*DATASET ROWS*
########################################

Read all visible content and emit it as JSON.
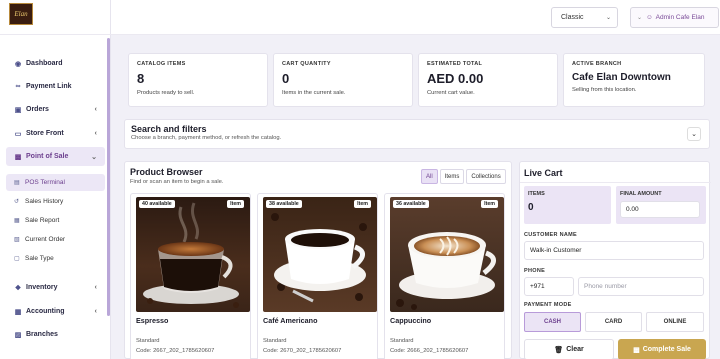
{
  "brand": {
    "logo_text": "Elan"
  },
  "topbar": {
    "theme_select": "Classic",
    "user_label": "Admin Cafe Elan"
  },
  "sidebar": {
    "items": [
      {
        "label": "Dashboard",
        "icon": "palette-icon"
      },
      {
        "label": "Payment Link",
        "icon": "link-icon"
      },
      {
        "label": "Orders",
        "icon": "cart-icon"
      },
      {
        "label": "Store Front",
        "icon": "monitor-icon"
      },
      {
        "label": "Point of Sale",
        "icon": "store-icon"
      },
      {
        "label": "Inventory",
        "icon": "boxes-icon"
      },
      {
        "label": "Accounting",
        "icon": "calculator-icon"
      },
      {
        "label": "Branches",
        "icon": "building-icon"
      }
    ],
    "pos_sub": [
      {
        "label": "POS Terminal",
        "icon": "terminal-icon"
      },
      {
        "label": "Sales History",
        "icon": "history-icon"
      },
      {
        "label": "Sale Report",
        "icon": "report-icon"
      },
      {
        "label": "Current Order",
        "icon": "chart-icon"
      },
      {
        "label": "Sale Type",
        "icon": "file-icon"
      }
    ]
  },
  "stats": {
    "catalog": {
      "label": "CATALOG ITEMS",
      "value": "8",
      "sub": "Products ready to sell."
    },
    "cart_qty": {
      "label": "CART QUANTITY",
      "value": "0",
      "sub": "Items in the current sale."
    },
    "total": {
      "label": "ESTIMATED TOTAL",
      "value": "AED 0.00",
      "sub": "Current cart value."
    },
    "branch": {
      "label": "ACTIVE BRANCH",
      "value": "Cafe Elan Downtown",
      "sub": "Selling from this location."
    }
  },
  "filters": {
    "title": "Search and filters",
    "subtitle": "Choose a branch, payment method, or refresh the catalog."
  },
  "browser": {
    "title": "Product Browser",
    "subtitle": "Find or scan an item to begin a sale.",
    "tabs": [
      "All",
      "Items",
      "Collections"
    ],
    "products": [
      {
        "name": "Espresso",
        "available": "40 available",
        "type": "Item",
        "variant": "Standard",
        "code": "Code: 2667_202_1785620607"
      },
      {
        "name": "Café Americano",
        "available": "38 available",
        "type": "Item",
        "variant": "Standard",
        "code": "Code: 2670_202_1785620607"
      },
      {
        "name": "Cappuccino",
        "available": "36 available",
        "type": "Item",
        "variant": "Standard",
        "code": "Code: 2666_202_1785620607"
      }
    ]
  },
  "cart": {
    "title": "Live Cart",
    "items_label": "ITEMS",
    "items_value": "0",
    "final_label": "FINAL AMOUNT",
    "final_value": "0.00",
    "customer_label": "CUSTOMER NAME",
    "customer_value": "Walk-in Customer",
    "phone_label": "PHONE",
    "phone_code": "+971",
    "phone_placeholder": "Phone number",
    "payment_label": "PAYMENT MODE",
    "payment_modes": [
      "CASH",
      "CARD",
      "ONLINE"
    ],
    "clear_label": "Clear",
    "complete_label": "Complete Sale"
  },
  "colors": {
    "accent": "#6c3f8e",
    "gold": "#c9a650",
    "soft": "#ebe4f5"
  }
}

########################################

*BRIEF*
Write out the full set of lines verbatim, without the pictures.

*ANSWER*
Read all visible content and emit it as JSON.
{
  "brand": {
    "logo_text": "Elan"
  },
  "topbar": {
    "theme_select": "Classic",
    "user_label": "Admin Cafe Elan"
  },
  "sidebar": {
    "items": [
      {
        "label": "Dashboard",
        "icon": "palette-icon"
      },
      {
        "label": "Payment Link",
        "icon": "link-icon"
      },
      {
        "label": "Orders",
        "icon": "cart-icon"
      },
      {
        "label": "Store Front",
        "icon": "monitor-icon"
      },
      {
        "label": "Point of Sale",
        "icon": "store-icon"
      },
      {
        "label": "Inventory",
        "icon": "boxes-icon"
      },
      {
        "label": "Accounting",
        "icon": "calculator-icon"
      },
      {
        "label": "Branches",
        "icon": "building-icon"
      }
    ],
    "pos_sub": [
      {
        "label": "POS Terminal",
        "icon": "terminal-icon"
      },
      {
        "label": "Sales History",
        "icon": "history-icon"
      },
      {
        "label": "Sale Report",
        "icon": "report-icon"
      },
      {
        "label": "Current Order",
        "icon": "chart-icon"
      },
      {
        "label": "Sale Type",
        "icon": "file-icon"
      }
    ]
  },
  "stats": {
    "catalog": {
      "label": "CATALOG ITEMS",
      "value": "8",
      "sub": "Products ready to sell."
    },
    "cart_qty": {
      "label": "CART QUANTITY",
      "value": "0",
      "sub": "Items in the current sale."
    },
    "total": {
      "label": "ESTIMATED TOTAL",
      "value": "AED 0.00",
      "sub": "Current cart value."
    },
    "branch": {
      "label": "ACTIVE BRANCH",
      "value": "Cafe Elan Downtown",
      "sub": "Selling from this location."
    }
  },
  "filters": {
    "title": "Search and filters",
    "subtitle": "Choose a branch, payment method, or refresh the catalog."
  },
  "browser": {
    "title": "Product Browser",
    "subtitle": "Find or scan an item to begin a sale.",
    "tabs": [
      "All",
      "Items",
      "Collections"
    ],
    "products": [
      {
        "name": "Espresso",
        "available": "40 available",
        "type": "Item",
        "variant": "Standard",
        "code": "Code: 2667_202_1785620607"
      },
      {
        "name": "Café Americano",
        "available": "38 available",
        "type": "Item",
        "variant": "Standard",
        "code": "Code: 2670_202_1785620607"
      },
      {
        "name": "Cappuccino",
        "available": "36 available",
        "type": "Item",
        "variant": "Standard",
        "code": "Code: 2666_202_1785620607"
      }
    ]
  },
  "cart": {
    "title": "Live Cart",
    "items_label": "ITEMS",
    "items_value": "0",
    "final_label": "FINAL AMOUNT",
    "final_value": "0.00",
    "customer_label": "CUSTOMER NAME",
    "customer_value": "Walk-in Customer",
    "phone_label": "PHONE",
    "phone_code": "+971",
    "phone_placeholder": "Phone number",
    "payment_label": "PAYMENT MODE",
    "payment_modes": [
      "CASH",
      "CARD",
      "ONLINE"
    ],
    "clear_label": "Clear",
    "complete_label": "Complete Sale"
  },
  "colors": {
    "accent": "#6c3f8e",
    "gold": "#c9a650",
    "soft": "#ebe4f5"
  }
}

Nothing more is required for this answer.